TEXT EXTRACT —

******

Food Security Fellow Justice Baidoo on assignment in northern Ghana. Baidoo will work at the Los Angeles Times during the fellowship.

 

Journalists chosen for the fellowship Class of 2019 come from countries with independent news reporting environments that range from the near impossible, in China, to the incredibly dangerous, Afghanistan, to an environment with elements of both state control and menace, Russia.

The other three journalists in the six-month fellowship program come from Ghana, India and Moldova.  Three broadcasters from Macedonia will join the class this spring for the initial training.

The six fellows will spend five weeks learning at the Missouri School of Journalism from more than a dozen faculty, all professional journalists with extensive experience, and five months getting hands-on experience in top American newsrooms: Los Angeles Times, USA Today, Pittsburgh Post-Gazette, The Wall Street Journal, Minneapolis Star Tribune and Newsy. They’ll return with the skills and knowledge they need to become more effective journalists and leaders in their profession.

Justice Baidoo

Accra, Ghana

Joy News | Los Angeles Times

Baidoo  is an award-winning news videographer who works on documentaries for Joy News, one of Ghana’s most influential broadcasters. Baidoo will work on the staff of the new television news operation at the Los Angeles Times.

At Joy News, Baidoo’s multimedia stories focus on issues including health, climate change, environmental problems and food security. He is the recent winner of the Global Health Reporting contest from the International Center for Journalists.

His story on bad roads connecting farms in Ghana to markets won the Food Sustainability Media Award organized by the Thomson Reuters Foundation. He was selected to attend the Global Climate Reporting Program administered by the International Center for Journalists this year and was Ghana’s business journalist of the year in 2015 and 2016.

After a dilapidated school in rural Ghana collapsed and killed six children, “a series of stories I did moved the government and philanthropists to put up new structures for the entire community,” Baidoo said.

******

SUPPLIED MATERIAL —

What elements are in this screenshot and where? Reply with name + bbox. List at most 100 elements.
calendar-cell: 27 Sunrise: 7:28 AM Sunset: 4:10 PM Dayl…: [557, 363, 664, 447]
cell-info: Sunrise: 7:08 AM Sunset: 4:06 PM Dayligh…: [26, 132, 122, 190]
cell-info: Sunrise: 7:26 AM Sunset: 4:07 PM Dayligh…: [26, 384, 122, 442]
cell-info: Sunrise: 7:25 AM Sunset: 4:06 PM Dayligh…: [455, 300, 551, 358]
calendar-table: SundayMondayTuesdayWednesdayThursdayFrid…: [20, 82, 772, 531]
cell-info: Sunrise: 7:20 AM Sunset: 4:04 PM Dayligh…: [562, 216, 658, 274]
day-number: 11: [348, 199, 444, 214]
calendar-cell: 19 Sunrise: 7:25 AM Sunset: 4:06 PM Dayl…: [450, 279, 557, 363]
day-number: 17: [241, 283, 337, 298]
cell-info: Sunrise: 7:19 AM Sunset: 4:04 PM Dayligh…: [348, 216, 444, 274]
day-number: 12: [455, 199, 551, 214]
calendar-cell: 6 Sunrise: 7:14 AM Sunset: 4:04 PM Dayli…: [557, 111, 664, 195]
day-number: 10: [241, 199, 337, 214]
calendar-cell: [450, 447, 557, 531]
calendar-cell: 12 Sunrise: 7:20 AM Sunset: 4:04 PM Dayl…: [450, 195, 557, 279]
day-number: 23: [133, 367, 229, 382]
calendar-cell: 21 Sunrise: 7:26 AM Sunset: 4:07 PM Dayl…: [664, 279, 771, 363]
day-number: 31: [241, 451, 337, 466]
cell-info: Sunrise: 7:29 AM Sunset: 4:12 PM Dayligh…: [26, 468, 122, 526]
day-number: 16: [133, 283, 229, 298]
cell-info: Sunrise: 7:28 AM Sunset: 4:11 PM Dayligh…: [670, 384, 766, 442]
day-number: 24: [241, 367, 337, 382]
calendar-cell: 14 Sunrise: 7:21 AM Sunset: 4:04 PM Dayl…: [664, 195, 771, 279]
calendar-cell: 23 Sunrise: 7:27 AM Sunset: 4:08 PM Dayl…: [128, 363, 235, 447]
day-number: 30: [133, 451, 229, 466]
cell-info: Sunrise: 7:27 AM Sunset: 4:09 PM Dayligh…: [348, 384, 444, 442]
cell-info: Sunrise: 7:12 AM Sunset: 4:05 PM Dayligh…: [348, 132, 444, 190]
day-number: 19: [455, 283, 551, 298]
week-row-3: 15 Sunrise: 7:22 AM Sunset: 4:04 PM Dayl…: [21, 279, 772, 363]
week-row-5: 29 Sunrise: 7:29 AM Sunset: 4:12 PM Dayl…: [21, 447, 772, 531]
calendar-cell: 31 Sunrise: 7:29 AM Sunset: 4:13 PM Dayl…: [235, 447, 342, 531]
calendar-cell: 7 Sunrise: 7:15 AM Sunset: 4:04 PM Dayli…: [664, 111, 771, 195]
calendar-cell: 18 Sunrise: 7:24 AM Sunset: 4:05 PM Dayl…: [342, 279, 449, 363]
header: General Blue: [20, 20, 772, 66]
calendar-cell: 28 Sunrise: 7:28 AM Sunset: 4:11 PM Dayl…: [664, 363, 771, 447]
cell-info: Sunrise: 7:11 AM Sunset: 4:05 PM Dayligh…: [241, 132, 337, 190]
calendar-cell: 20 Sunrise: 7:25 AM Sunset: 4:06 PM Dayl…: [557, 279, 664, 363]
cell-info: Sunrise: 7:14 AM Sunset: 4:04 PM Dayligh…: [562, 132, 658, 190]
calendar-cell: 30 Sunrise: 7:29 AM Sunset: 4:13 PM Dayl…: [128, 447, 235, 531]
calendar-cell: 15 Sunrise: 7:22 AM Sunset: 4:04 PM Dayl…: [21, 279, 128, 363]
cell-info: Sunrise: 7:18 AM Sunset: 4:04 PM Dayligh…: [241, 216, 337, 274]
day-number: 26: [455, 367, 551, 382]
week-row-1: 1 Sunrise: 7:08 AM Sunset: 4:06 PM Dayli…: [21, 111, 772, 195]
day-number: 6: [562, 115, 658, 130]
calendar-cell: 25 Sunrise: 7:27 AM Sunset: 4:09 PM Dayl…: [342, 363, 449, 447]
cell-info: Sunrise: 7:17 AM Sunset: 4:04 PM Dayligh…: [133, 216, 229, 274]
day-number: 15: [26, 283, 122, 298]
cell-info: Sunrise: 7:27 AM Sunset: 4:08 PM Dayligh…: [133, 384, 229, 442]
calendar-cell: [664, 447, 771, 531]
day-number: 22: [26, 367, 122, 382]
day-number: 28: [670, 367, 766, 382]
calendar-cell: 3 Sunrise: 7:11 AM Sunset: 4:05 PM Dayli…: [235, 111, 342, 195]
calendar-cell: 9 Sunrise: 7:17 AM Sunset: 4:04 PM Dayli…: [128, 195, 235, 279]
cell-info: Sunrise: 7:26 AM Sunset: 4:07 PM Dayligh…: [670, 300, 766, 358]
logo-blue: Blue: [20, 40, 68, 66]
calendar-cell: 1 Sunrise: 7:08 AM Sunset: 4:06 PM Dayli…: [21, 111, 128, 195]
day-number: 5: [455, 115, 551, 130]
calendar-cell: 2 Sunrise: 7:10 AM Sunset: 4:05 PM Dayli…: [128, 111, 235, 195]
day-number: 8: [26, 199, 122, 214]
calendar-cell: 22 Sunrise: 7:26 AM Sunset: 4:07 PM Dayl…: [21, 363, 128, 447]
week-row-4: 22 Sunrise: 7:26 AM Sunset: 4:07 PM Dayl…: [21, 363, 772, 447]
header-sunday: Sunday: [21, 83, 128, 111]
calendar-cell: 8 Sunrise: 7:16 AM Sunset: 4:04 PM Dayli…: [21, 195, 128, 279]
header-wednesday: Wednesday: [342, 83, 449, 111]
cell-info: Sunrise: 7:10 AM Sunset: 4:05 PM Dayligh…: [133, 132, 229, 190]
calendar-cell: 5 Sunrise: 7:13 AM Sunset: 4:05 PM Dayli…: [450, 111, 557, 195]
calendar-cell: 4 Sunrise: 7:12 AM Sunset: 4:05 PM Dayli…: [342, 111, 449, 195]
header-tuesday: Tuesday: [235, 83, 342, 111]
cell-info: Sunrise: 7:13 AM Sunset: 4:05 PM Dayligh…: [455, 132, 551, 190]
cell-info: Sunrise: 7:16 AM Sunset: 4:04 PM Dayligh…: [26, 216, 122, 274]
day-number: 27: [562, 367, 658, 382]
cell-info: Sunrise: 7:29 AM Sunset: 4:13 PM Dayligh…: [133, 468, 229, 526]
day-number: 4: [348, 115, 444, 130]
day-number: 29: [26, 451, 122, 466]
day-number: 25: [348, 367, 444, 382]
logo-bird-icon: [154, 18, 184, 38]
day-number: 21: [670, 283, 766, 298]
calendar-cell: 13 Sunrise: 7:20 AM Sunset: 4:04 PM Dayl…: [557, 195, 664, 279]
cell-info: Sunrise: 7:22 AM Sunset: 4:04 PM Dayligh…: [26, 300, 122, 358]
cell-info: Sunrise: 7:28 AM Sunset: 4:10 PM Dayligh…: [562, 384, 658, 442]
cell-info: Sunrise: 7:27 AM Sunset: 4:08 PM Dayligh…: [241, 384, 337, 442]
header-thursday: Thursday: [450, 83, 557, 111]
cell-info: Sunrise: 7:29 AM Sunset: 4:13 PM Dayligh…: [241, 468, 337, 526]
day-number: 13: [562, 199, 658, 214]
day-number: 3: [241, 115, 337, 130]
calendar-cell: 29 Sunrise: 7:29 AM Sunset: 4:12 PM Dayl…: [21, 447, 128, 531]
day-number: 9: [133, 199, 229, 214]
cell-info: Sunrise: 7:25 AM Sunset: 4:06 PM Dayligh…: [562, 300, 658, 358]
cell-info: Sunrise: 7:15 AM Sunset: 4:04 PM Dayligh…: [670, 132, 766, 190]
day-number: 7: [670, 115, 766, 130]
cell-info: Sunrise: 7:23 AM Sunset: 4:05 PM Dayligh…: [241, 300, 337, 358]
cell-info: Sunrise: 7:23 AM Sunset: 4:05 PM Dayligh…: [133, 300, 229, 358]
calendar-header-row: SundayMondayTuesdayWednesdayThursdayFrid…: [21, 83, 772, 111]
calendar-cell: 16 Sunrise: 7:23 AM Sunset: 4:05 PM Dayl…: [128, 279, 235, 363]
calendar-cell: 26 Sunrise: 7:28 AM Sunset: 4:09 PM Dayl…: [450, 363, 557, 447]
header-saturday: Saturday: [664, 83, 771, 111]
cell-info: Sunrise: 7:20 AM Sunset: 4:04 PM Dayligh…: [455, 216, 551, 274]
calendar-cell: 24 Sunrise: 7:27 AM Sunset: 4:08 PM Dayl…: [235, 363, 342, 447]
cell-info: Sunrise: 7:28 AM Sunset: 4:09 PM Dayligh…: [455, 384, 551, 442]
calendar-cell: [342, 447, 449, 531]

******

Reproduce the fellowship announcement word for word, starting with "Accra, Ghana" and going on through "Center for Journalists.". The rows come from a different source than the fellowship announcement.

SOLUTION FOR THIS EXERCISE —
Accra, Ghana

Joy News | Los Angeles Times

Baidoo  is an award-winning news videographer who works on documentaries for Joy News, one of Ghana’s most influential broadcasters. Baidoo will work on the staff of the new television news operation at the Los Angeles Times.

At Joy News, Baidoo’s multimedia stories focus on issues including health, climate change, environmental problems and food security. He is the recent winner of the Global Health Reporting contest from the International Center for Journalists.